» Stated exercise: Make an exact copy of the entries below with the pictures removed.

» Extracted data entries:
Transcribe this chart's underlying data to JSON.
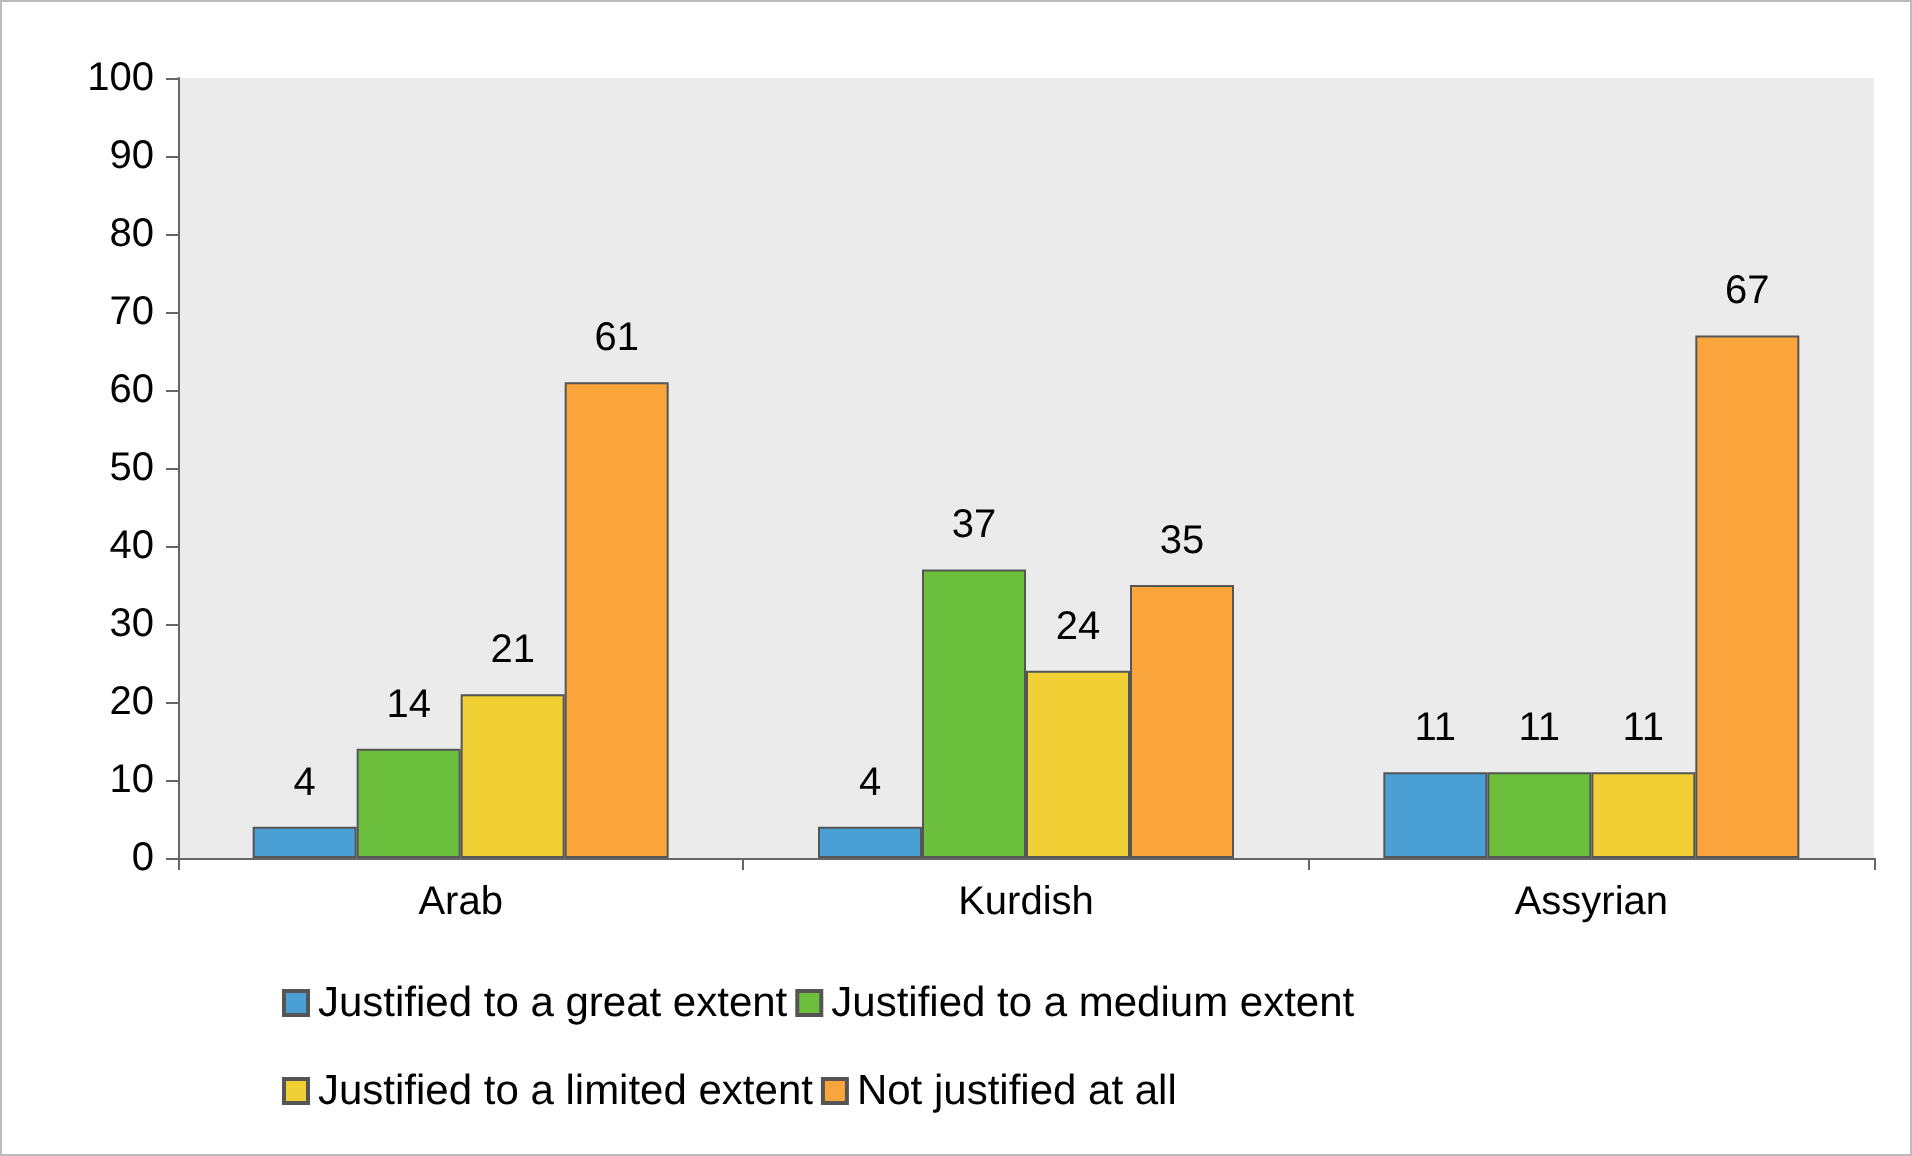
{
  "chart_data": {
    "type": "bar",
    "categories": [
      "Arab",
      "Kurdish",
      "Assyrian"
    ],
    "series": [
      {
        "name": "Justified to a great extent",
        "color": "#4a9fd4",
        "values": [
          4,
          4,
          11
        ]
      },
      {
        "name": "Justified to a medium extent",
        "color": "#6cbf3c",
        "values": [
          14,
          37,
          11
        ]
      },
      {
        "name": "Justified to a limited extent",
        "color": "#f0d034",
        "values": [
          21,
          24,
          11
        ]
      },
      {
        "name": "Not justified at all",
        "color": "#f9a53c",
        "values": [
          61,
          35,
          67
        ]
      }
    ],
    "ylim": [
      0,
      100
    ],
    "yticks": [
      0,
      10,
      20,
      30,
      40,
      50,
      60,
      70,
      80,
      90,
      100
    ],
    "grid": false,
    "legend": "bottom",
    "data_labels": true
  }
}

» Task result:
Transcribe this chart's underlying data to JSON.
{
  "chart_data": {
    "type": "bar",
    "categories": [
      "Arab",
      "Kurdish",
      "Assyrian"
    ],
    "series": [
      {
        "name": "Justified to a great extent",
        "color": "#4a9fd4",
        "values": [
          4,
          4,
          11
        ]
      },
      {
        "name": "Justified to a medium extent",
        "color": "#6cbf3c",
        "values": [
          14,
          37,
          11
        ]
      },
      {
        "name": "Justified to a limited extent",
        "color": "#f0d034",
        "values": [
          21,
          24,
          11
        ]
      },
      {
        "name": "Not justified at all",
        "color": "#f9a53c",
        "values": [
          61,
          35,
          67
        ]
      }
    ],
    "ylim": [
      0,
      100
    ],
    "yticks": [
      0,
      10,
      20,
      30,
      40,
      50,
      60,
      70,
      80,
      90,
      100
    ],
    "grid": false,
    "legend": "bottom",
    "data_labels": true
  }
}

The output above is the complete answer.